- **Exercise requirements**
Leave out any pictures and transcribe all other data below exactly.

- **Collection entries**
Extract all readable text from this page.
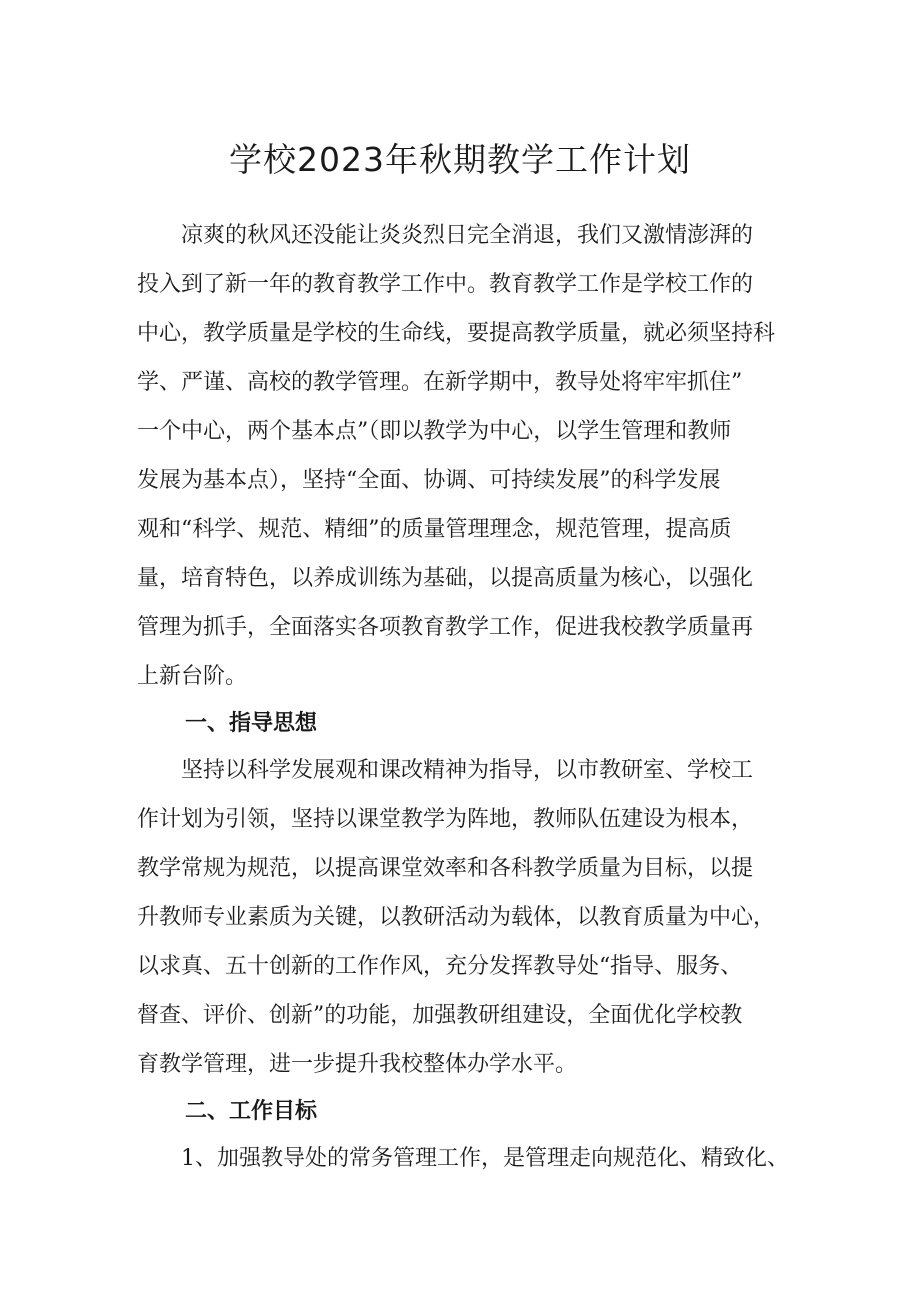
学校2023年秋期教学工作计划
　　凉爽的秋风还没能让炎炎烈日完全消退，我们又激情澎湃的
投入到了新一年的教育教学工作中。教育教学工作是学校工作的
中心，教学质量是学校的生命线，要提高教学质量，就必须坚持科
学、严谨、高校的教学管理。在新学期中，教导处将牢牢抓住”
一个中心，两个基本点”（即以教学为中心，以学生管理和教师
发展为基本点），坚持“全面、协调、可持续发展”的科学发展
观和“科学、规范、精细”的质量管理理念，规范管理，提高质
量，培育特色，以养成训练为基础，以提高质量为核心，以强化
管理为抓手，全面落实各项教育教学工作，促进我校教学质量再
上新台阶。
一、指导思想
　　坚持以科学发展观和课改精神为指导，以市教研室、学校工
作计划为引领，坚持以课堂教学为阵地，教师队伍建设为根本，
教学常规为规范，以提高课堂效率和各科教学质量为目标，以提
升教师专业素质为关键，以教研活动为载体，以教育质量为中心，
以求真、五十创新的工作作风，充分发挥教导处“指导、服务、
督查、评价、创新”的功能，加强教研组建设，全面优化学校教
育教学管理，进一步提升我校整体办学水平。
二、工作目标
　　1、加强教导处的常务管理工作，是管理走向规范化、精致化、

- **Response to this exercise**
Extract all readable text from this page.
学校2023年秋期教学工作计划
　　凉爽的秋风还没能让炎炎烈日完全消退，我们又激情澎湃的
投入到了新一年的教育教学工作中。教育教学工作是学校工作的
中心，教学质量是学校的生命线，要提高教学质量，就必须坚持科
学、严谨、高校的教学管理。在新学期中，教导处将牢牢抓住”
一个中心，两个基本点”（即以教学为中心，以学生管理和教师
发展为基本点），坚持“全面、协调、可持续发展”的科学发展
观和“科学、规范、精细”的质量管理理念，规范管理，提高质
量，培育特色，以养成训练为基础，以提高质量为核心，以强化
管理为抓手，全面落实各项教育教学工作，促进我校教学质量再
上新台阶。
一、指导思想
　　坚持以科学发展观和课改精神为指导，以市教研室、学校工
作计划为引领，坚持以课堂教学为阵地，教师队伍建设为根本，
教学常规为规范，以提高课堂效率和各科教学质量为目标，以提
升教师专业素质为关键，以教研活动为载体，以教育质量为中心，
以求真、五十创新的工作作风，充分发挥教导处“指导、服务、
督查、评价、创新”的功能，加强教研组建设，全面优化学校教
育教学管理，进一步提升我校整体办学水平。
二、工作目标
　　1、加强教导处的常务管理工作，是管理走向规范化、精致化、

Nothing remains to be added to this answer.